◆ Given request
In the passage on the Montessori method, how did Maria Montessori conceive of education?

The Montessori method is a philosophy of education founded by Dr.Maria Montessori, an Italian physician and educator. The Montessori method is born from a long and professional observation of children. It is a time-tested and wonderful educational method, deeply respectful of each child, guided at all times by trained teachers, and develops the entire being of the child addressing the physical, mental, emotional, social, aesthetic and spiritual aspects.

The system also educates parents and caregivers and helps build ideal conditions for the child’s home and external environment.

Planes of development

All living systems construct themselves through processes of learning. A child too, grows, develops and matures into an adult through similar processes of learning, marked by the profound elation and joy of the learning experience.

The role of education, therefore, is to facilitate the flow of these natural learning tendencies in children. This was Dr. Maria Montessori’s (1870 -1952) seminal contribution to a fundamentally alternative, holistic pedagogy, developed through years of scientific observation of children coupled with the experience from classrooms she set up in various parts of the world, including Chennai that she conceived of education as an ‘aid to life’ that must follow as closely as possible the needs of the growing child.

The Montessori perspective on the developmental stages that all human beings go through from infancy  to adulthood, describes a series of formative planes or phases rather than a steady, linear ascent, with each phase having its distinct physical and psychological characteristics and needs. In her words, ‘such dramatic changes mark the stages of development that we are led to believe that we are dealing with a quite different person every time.’

About

Our Community

Children are natural learners, with their interests changing as they pass from one developmental phase to the next, progressing towards adulthood. Therefore, the learning environments they inhabit must also change to nurture their clearly changing predispositions.

◆ Supplied material
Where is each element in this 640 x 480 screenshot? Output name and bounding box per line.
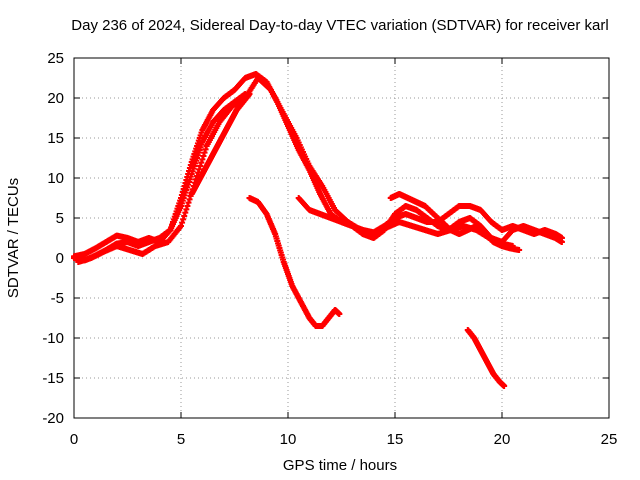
- series-track-5: [295, 195, 565, 245]
- x-axis: 0 5 10 15 20 25: [70, 58, 618, 448]
- data-points: [75, 75, 516, 265]
- y-tick-label: 5: [56, 210, 64, 227]
- x-tick-label: 10: [280, 431, 297, 448]
- y-tick-label: 10: [47, 170, 64, 187]
- x-axis-label: GPS time / hours: [283, 457, 397, 474]
- data-series: [71, 71, 565, 389]
- data-points: [387, 191, 523, 253]
- x-tick-label: 20: [494, 431, 511, 448]
- y-tick-label: -15: [42, 370, 64, 387]
- y-axis: -20 -15 -10 -5 0 5 10 15 20 25: [42, 50, 609, 427]
- y-tick-label: -20: [42, 410, 64, 427]
- y-tick-label: -10: [42, 330, 64, 347]
- y-tick-label: 15: [47, 130, 64, 147]
- data-points: [246, 195, 343, 329]
- y-tick-label: 0: [56, 250, 64, 267]
- x-tick-label: 15: [387, 431, 404, 448]
- data-points: [71, 71, 565, 260]
- series-track-6: [387, 191, 523, 253]
- data-points: [188, 91, 253, 197]
- x-tick-label: 25: [601, 431, 618, 448]
- chart-title: Day 236 of 2024, Sidereal Day-to-day VTE…: [71, 17, 608, 34]
- series-track-8: [464, 327, 508, 389]
- y-tick-label: 25: [47, 50, 64, 67]
- series-track-3: [75, 75, 516, 265]
- series-track-4: [188, 91, 253, 197]
- y-tick-label: -5: [51, 290, 64, 307]
- x-tick-label: 5: [177, 431, 185, 448]
- y-axis-label: SDTVAR / TECUs: [5, 178, 22, 298]
- data-points: [295, 195, 565, 245]
- series-track-7: [246, 195, 343, 329]
- x-tick-label: 0: [70, 431, 78, 448]
- series-track-2: [71, 71, 565, 260]
- plot-frame: [73, 57, 610, 419]
- y-tick-label: 20: [47, 90, 64, 107]
- data-points: [464, 327, 508, 389]
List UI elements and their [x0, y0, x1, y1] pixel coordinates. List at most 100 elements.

◆ Written answer
As an "aid to life" that must follow the needs of the growing child as closely as possible.